---- Extracted records

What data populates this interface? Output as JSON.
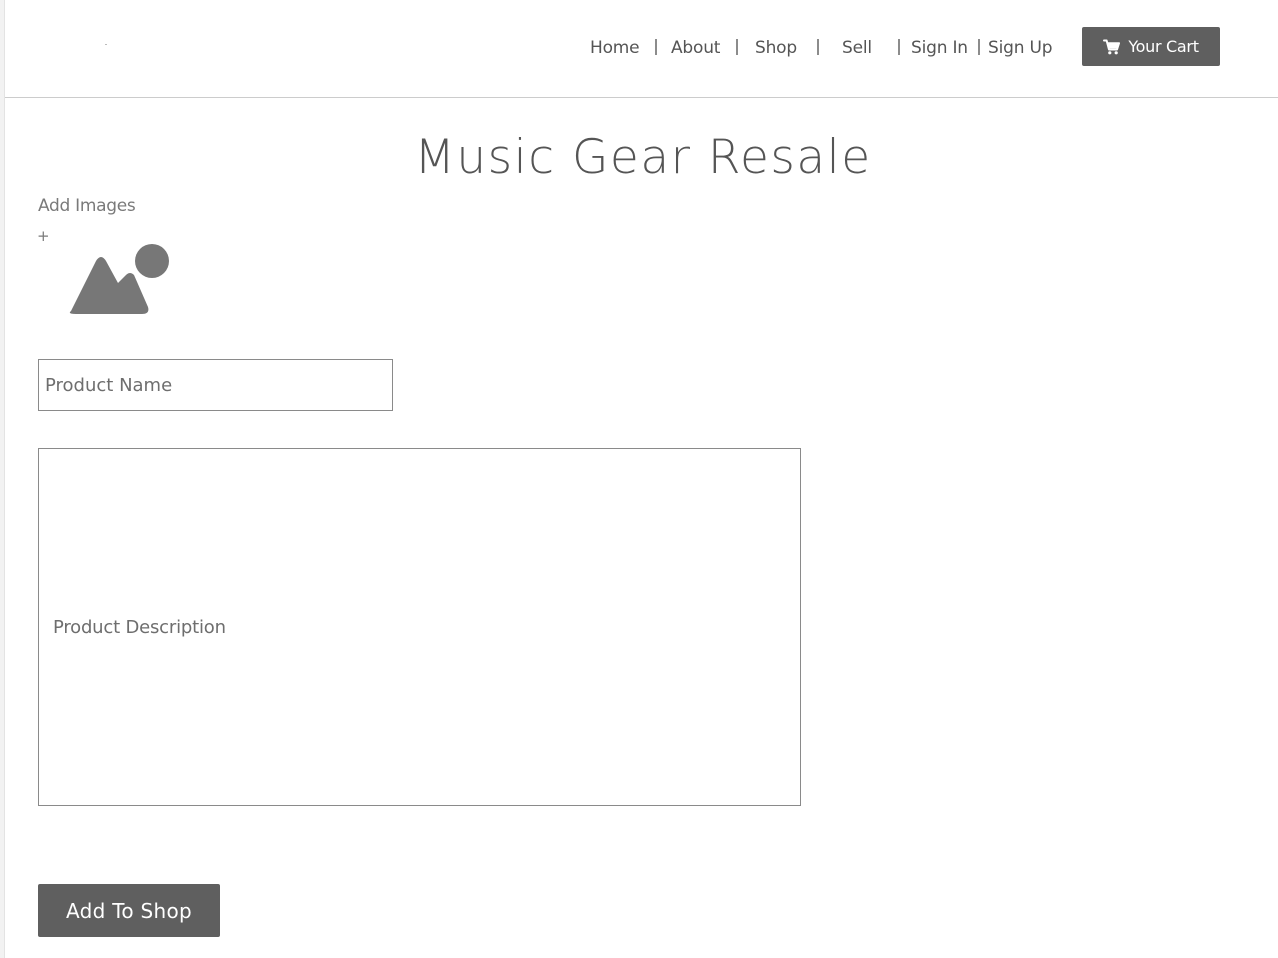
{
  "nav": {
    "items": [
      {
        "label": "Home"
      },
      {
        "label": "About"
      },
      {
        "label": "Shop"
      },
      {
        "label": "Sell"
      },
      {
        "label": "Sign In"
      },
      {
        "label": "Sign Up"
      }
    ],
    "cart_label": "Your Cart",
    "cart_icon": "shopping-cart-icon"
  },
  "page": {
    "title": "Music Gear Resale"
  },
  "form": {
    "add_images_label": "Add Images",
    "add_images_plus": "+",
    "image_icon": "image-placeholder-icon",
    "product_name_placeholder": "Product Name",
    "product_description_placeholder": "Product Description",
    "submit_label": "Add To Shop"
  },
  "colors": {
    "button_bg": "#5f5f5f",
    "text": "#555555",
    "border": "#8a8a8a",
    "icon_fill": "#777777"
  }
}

--------
---- Extracted records

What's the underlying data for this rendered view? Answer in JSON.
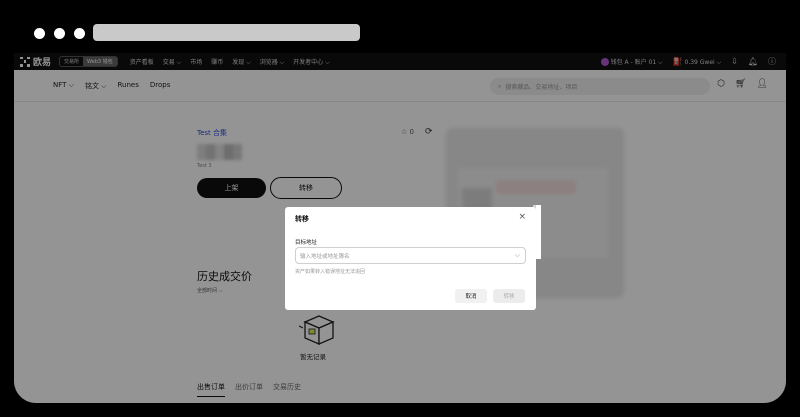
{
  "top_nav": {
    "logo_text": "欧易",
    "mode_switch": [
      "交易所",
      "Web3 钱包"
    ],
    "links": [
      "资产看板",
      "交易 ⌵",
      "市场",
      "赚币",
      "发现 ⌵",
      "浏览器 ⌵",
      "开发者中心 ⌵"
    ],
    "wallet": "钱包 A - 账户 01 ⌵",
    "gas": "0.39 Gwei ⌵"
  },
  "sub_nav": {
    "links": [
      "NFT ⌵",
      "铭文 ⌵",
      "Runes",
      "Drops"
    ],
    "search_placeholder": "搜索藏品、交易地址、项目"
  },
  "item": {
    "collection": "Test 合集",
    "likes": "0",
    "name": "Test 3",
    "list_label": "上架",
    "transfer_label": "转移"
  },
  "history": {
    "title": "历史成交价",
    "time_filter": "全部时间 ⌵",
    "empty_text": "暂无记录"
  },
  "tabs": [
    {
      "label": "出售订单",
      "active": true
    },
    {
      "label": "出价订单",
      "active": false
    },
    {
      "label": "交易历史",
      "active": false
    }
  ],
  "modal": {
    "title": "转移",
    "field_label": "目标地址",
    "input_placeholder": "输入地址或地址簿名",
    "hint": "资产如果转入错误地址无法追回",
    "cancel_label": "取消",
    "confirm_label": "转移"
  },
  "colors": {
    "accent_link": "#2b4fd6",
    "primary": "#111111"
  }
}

--------

Task goal ->
Filter the records above for "JSON" and copy every matching line.

Full solution ->
What data populates this interface? Output as JSON.
What's the underlying data for this rendered view? Answer in JSON.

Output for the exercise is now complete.